> Objective
Among the following entries, count the lines that contain "anyaga" and report only the result.

▬▬▬

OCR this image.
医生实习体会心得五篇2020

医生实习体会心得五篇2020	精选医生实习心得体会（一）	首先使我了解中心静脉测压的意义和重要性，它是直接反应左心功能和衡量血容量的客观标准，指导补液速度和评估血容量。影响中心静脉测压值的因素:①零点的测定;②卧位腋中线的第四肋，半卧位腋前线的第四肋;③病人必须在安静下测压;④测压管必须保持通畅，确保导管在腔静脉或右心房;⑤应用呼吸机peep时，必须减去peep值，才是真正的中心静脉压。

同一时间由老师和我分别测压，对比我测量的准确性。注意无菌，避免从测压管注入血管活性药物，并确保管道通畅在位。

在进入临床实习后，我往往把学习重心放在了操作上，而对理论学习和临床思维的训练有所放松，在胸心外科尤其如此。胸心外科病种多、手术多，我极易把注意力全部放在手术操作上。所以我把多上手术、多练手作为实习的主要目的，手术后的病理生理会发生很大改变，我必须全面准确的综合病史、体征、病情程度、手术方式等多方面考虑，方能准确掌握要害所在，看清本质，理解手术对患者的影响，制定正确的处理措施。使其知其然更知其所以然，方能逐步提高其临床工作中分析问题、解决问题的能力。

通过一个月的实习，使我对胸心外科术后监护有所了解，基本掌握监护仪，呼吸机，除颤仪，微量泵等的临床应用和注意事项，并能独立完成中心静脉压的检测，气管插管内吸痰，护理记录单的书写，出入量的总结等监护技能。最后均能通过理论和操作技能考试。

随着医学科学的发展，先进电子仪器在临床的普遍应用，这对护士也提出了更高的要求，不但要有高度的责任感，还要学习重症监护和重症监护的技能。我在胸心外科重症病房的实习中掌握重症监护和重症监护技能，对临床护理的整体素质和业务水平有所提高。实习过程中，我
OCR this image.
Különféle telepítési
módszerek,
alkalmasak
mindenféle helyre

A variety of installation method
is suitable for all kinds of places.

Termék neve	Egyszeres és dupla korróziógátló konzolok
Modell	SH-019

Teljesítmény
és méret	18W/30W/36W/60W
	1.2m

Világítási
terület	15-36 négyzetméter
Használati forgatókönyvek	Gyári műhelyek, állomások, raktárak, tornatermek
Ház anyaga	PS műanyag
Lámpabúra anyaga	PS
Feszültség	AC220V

▬▬▬

> Solution for this problem
2